In the data that follows, count each line holding the string "yathā"; answer with the number only.

#####

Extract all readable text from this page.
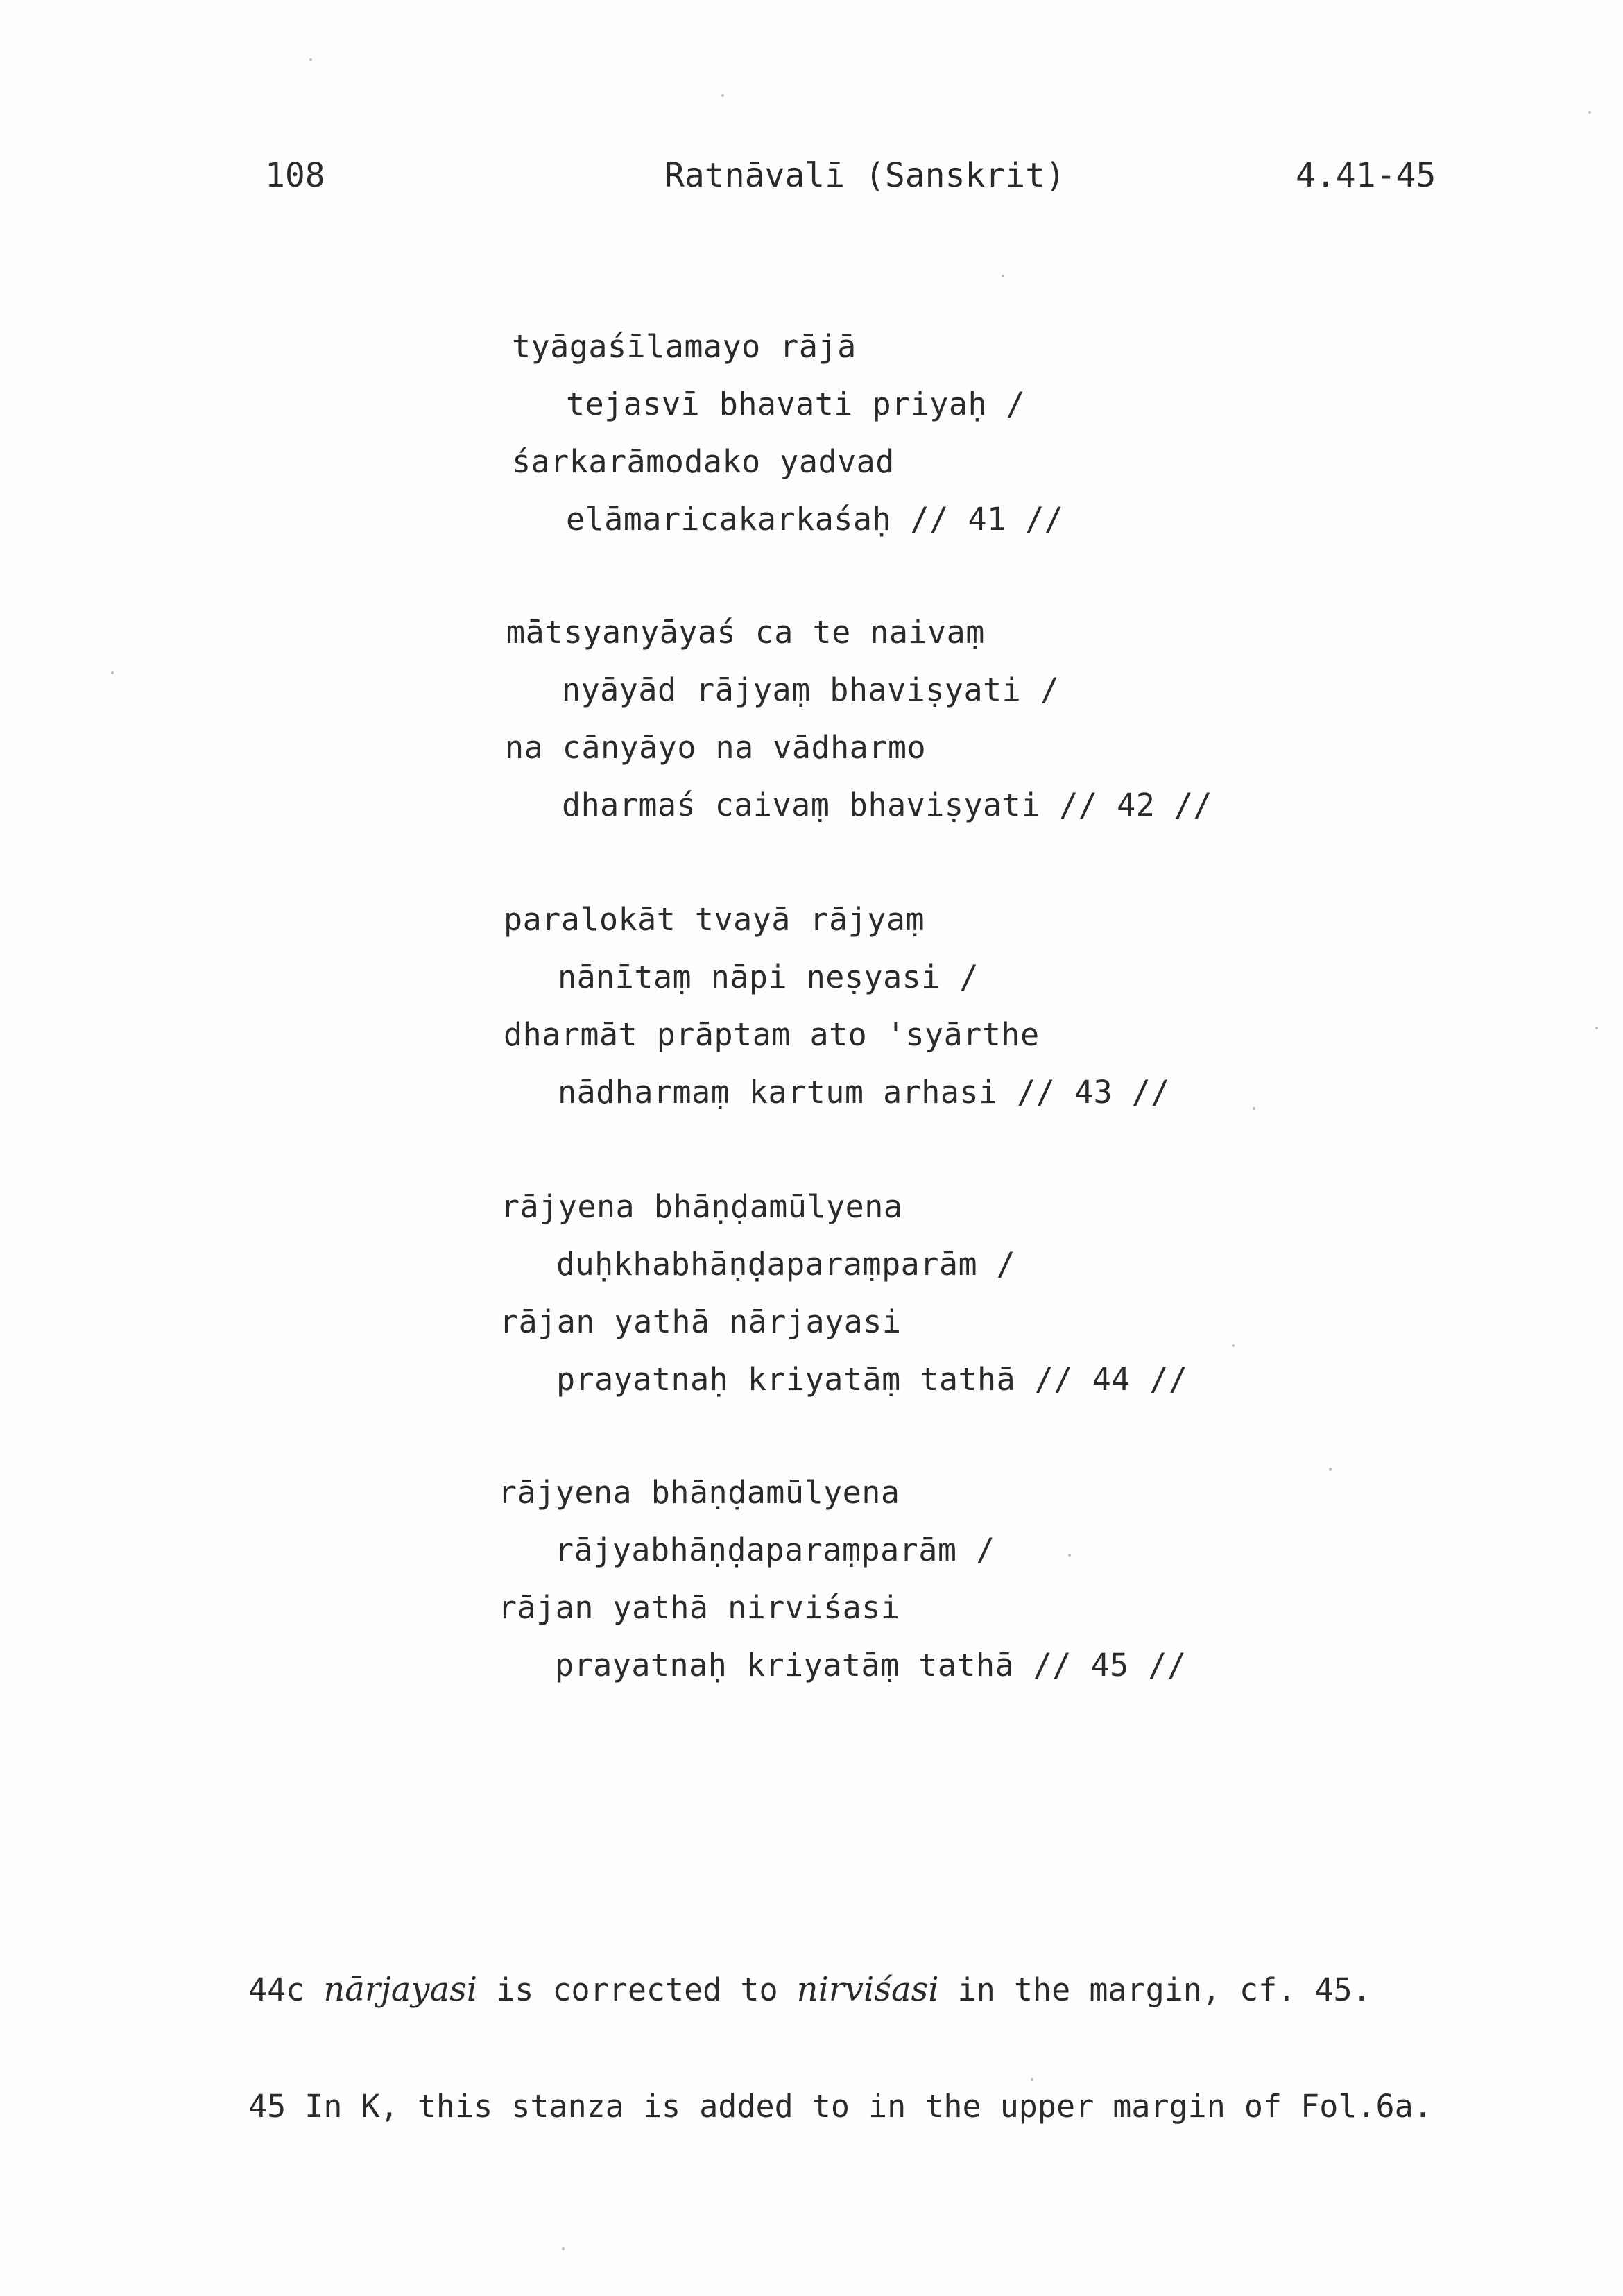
108	Ratnāvalī (Sanskrit)	4.41-45
tyāgaśīlamayo rājā
tejasvī bhavati priyaḥ /
śarkarāmodako yadvad
elāmaricakarkaśaḥ // 41 //
mātsyanyāyaś ca te naivaṃ
nyāyād rājyaṃ bhaviṣyati /
na cānyāyo na vādharmo
dharmaś caivaṃ bhaviṣyati // 42 //
paralokāt tvayā rājyaṃ
nānītaṃ nāpi neṣyasi /
dharmāt prāptam ato 'syārthe
nādharmaṃ kartum arhasi // 43 //
rājyena bhāṇḍamūlyena
duḥkhabhāṇḍaparaṃparām /
rājan yathā nārjayasi
prayatnaḥ kriyatāṃ tathā // 44 //
rājyena bhāṇḍamūlyena
rājyabhāṇḍaparaṃparām /
rājan yathā nirviśasi
prayatnaḥ kriyatāṃ tathā // 45 //

44c nārjayasi is corrected to nirviśasi in the margin, cf. 45.

45 In K, this stanza is added to in the upper margin of Fol.6a.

#####

TASK RESULT ->
2